Dataset records -
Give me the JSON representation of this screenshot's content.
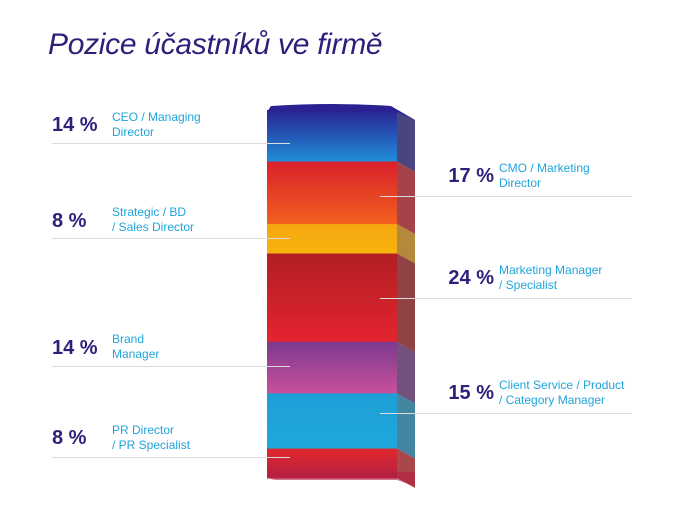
{
  "title": "Pozice účastníků ve firmě",
  "chart_data": {
    "type": "bar",
    "title": "Pozice účastníků ve firmě",
    "series": [
      {
        "value": 14,
        "label": "14 %",
        "name": "CEO / Managing Director",
        "side": "left",
        "colors": [
          "#2a2293",
          "#1f8fd9"
        ]
      },
      {
        "value": 17,
        "label": "17 %",
        "name": "CMO / Marketing Director",
        "side": "right",
        "colors": [
          "#d9202b",
          "#f2601e"
        ]
      },
      {
        "value": 8,
        "label": "8 %",
        "name": "Strategic / BD / Sales Director",
        "side": "left",
        "colors": [
          "#f6a712",
          "#f7b30d"
        ]
      },
      {
        "value": 24,
        "label": "24 %",
        "name": "Marketing Manager / Specialist",
        "side": "right",
        "colors": [
          "#b01f23",
          "#e4242f"
        ]
      },
      {
        "value": 14,
        "label": "14 %",
        "name": "Brand Manager",
        "side": "left",
        "colors": [
          "#7c3a8d",
          "#c9509c"
        ]
      },
      {
        "value": 15,
        "label": "15 %",
        "name": "Client Service / Product / Category Manager",
        "side": "right",
        "colors": [
          "#1d9fd6",
          "#1fa8dd"
        ]
      },
      {
        "value": 8,
        "label": "8 %",
        "name": "PR Director / PR Specialist",
        "side": "left",
        "colors": [
          "#e0282e",
          "#b51f3f"
        ]
      }
    ]
  },
  "items": [
    {
      "pct": "14 %",
      "line1": "CEO / Managing",
      "line2": "Director"
    },
    {
      "pct": "17 %",
      "line1": "CMO / Marketing",
      "line2": "Director"
    },
    {
      "pct": "8 %",
      "line1": "Strategic / BD",
      "line2": "/ Sales Director"
    },
    {
      "pct": "24 %",
      "line1": "Marketing Manager",
      "line2": "/ Specialist"
    },
    {
      "pct": "14 %",
      "line1": "Brand",
      "line2": "Manager"
    },
    {
      "pct": "15 %",
      "line1": "Client Service / Product",
      "line2": "/ Category Manager"
    },
    {
      "pct": "8 %",
      "line1": "PR Director",
      "line2": "/ PR Specialist"
    }
  ],
  "colors": {
    "title": "#2d1f7a",
    "percent": "#2d1f7a",
    "label": "#1fa4db",
    "rule": "#dcdcdc"
  }
}
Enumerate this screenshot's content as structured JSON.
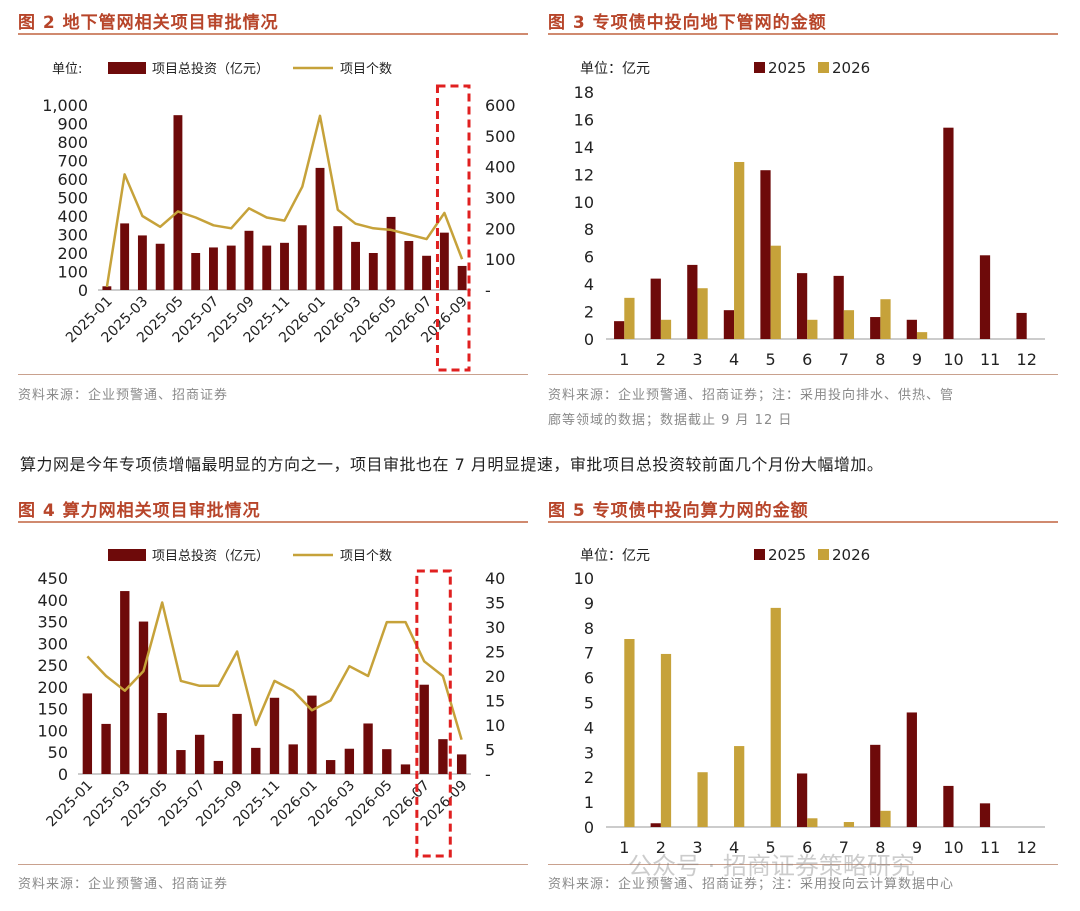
{
  "colors": {
    "bar2025": "#6e0a0a",
    "bar2026": "#c6a23a",
    "line": "#c6a23a",
    "title": "#b7452a",
    "highlight": "#e02020"
  },
  "paragraph": "算力网是今年专项债增幅最明显的方向之一，项目审批也在 7 月明显提速，审批项目总投资较前面几个月份大幅增加。",
  "watermark": "公众号 · 招商证券策略研究",
  "fig2": {
    "title": "图 2  地下管网相关项目审批情况",
    "source": "资料来源：企业预警通、招商证券",
    "unit": "单位:",
    "legend_bar": "项目总投资（亿元）",
    "legend_line": "项目个数"
  },
  "fig3": {
    "title": "图 3  专项债中投向地下管网的金额",
    "source_line1": "资料来源：企业预警通、招商证券；注：采用投向排水、供热、管",
    "source_line2": "廊等领域的数据；数据截止 9 月 12 日",
    "unit": "单位：亿元"
  },
  "fig4": {
    "title": "图 4  算力网相关项目审批情况",
    "source": "资料来源：企业预警通、招商证券",
    "legend_bar": "项目总投资（亿元）",
    "legend_line": "项目个数"
  },
  "fig5": {
    "title": "图 5  专项债中投向算力网的金额",
    "source": "资料来源：企业预警通、招商证券；注：采用投向云计算数据中心",
    "unit": "单位：亿元"
  },
  "chart_data": [
    {
      "id": "fig2",
      "type": "bar",
      "categories": [
        "2025-01",
        "2025-02",
        "2025-03",
        "2025-04",
        "2025-05",
        "2025-06",
        "2025-07",
        "2025-08",
        "2025-09",
        "2025-10",
        "2025-11",
        "2025-12",
        "2026-01",
        "2026-02",
        "2026-03",
        "2026-04",
        "2026-05",
        "2026-06",
        "2026-07",
        "2026-08",
        "2026-09"
      ],
      "tick_labels": [
        "2025-01",
        "2025-03",
        "2025-05",
        "2025-07",
        "2025-09",
        "2025-11",
        "2026-01",
        "2026-03",
        "2026-05",
        "2026-07",
        "2026-09"
      ],
      "series": [
        {
          "name": "项目总投资（亿元）",
          "type": "bar",
          "axis": "left",
          "values": [
            20,
            360,
            295,
            250,
            945,
            200,
            230,
            240,
            320,
            240,
            255,
            350,
            660,
            345,
            260,
            200,
            395,
            265,
            185,
            310,
            130
          ]
        },
        {
          "name": "项目个数",
          "type": "line",
          "axis": "right",
          "values": [
            10,
            375,
            240,
            205,
            255,
            235,
            210,
            200,
            265,
            235,
            225,
            335,
            565,
            260,
            215,
            200,
            195,
            180,
            165,
            250,
            100
          ]
        }
      ],
      "ylim_left": [
        0,
        1000
      ],
      "yticks_left": [
        "0",
        "100",
        "200",
        "300",
        "400",
        "500",
        "600",
        "700",
        "800",
        "900",
        "1,000"
      ],
      "ylim_right": [
        0,
        600
      ],
      "yticks_right": [
        "-",
        "100",
        "200",
        "300",
        "400",
        "500",
        "600"
      ],
      "highlight_range": [
        "2026-08",
        "2026-09"
      ]
    },
    {
      "id": "fig3",
      "type": "bar",
      "categories": [
        "1",
        "2",
        "3",
        "4",
        "5",
        "6",
        "7",
        "8",
        "9",
        "10",
        "11",
        "12"
      ],
      "series": [
        {
          "name": "2025",
          "values": [
            1.3,
            4.4,
            5.4,
            2.1,
            12.3,
            4.8,
            4.6,
            1.6,
            1.4,
            15.4,
            6.1,
            1.9
          ]
        },
        {
          "name": "2026",
          "values": [
            3.0,
            1.4,
            3.7,
            12.9,
            6.8,
            1.4,
            2.1,
            2.9,
            0.5,
            null,
            null,
            null
          ]
        }
      ],
      "ylim": [
        0,
        18
      ],
      "yticks": [
        "0",
        "2",
        "4",
        "6",
        "8",
        "10",
        "12",
        "14",
        "16",
        "18"
      ]
    },
    {
      "id": "fig4",
      "type": "bar",
      "categories": [
        "2025-01",
        "2025-02",
        "2025-03",
        "2025-04",
        "2025-05",
        "2025-06",
        "2025-07",
        "2025-08",
        "2025-09",
        "2025-10",
        "2025-11",
        "2025-12",
        "2026-01",
        "2026-02",
        "2026-03",
        "2026-04",
        "2026-05",
        "2026-06",
        "2026-07",
        "2026-08",
        "2026-09"
      ],
      "tick_labels": [
        "2025-01",
        "2025-03",
        "2025-05",
        "2025-07",
        "2025-09",
        "2025-11",
        "2026-01",
        "2026-03",
        "2026-05",
        "2026-07",
        "2026-09"
      ],
      "series": [
        {
          "name": "项目总投资（亿元）",
          "type": "bar",
          "axis": "left",
          "values": [
            185,
            115,
            420,
            350,
            140,
            55,
            90,
            30,
            138,
            60,
            175,
            68,
            180,
            32,
            58,
            116,
            57,
            22,
            205,
            80,
            45
          ]
        },
        {
          "name": "项目个数",
          "type": "line",
          "axis": "right",
          "values": [
            24,
            20,
            17,
            21,
            35,
            19,
            18,
            18,
            25,
            10,
            19,
            17,
            13,
            15,
            22,
            20,
            31,
            31,
            23,
            20,
            7
          ]
        }
      ],
      "ylim_left": [
        0,
        450
      ],
      "yticks_left": [
        "0",
        "50",
        "100",
        "150",
        "200",
        "250",
        "300",
        "350",
        "400",
        "450"
      ],
      "ylim_right": [
        0,
        40
      ],
      "yticks_right": [
        "-",
        "5",
        "10",
        "15",
        "20",
        "25",
        "30",
        "35",
        "40"
      ],
      "highlight_range": [
        "2026-07",
        "2026-08"
      ]
    },
    {
      "id": "fig5",
      "type": "bar",
      "categories": [
        "1",
        "2",
        "3",
        "4",
        "5",
        "6",
        "7",
        "8",
        "9",
        "10",
        "11",
        "12"
      ],
      "series": [
        {
          "name": "2025",
          "values": [
            null,
            0.15,
            null,
            null,
            null,
            2.15,
            null,
            3.3,
            4.6,
            1.65,
            0.95,
            null
          ]
        },
        {
          "name": "2026",
          "values": [
            7.55,
            6.95,
            2.2,
            3.25,
            8.8,
            0.35,
            0.2,
            0.65,
            null,
            null,
            null,
            null
          ]
        }
      ],
      "ylim": [
        0,
        10
      ],
      "yticks": [
        "0",
        "1",
        "2",
        "3",
        "4",
        "5",
        "6",
        "7",
        "8",
        "9",
        "10"
      ]
    }
  ]
}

Set exercise - Report all lines of the data that include the word "Sales".

Response -
        "name": "Strategic / BD / Sales Director",
      "line2": "/ Sales Director"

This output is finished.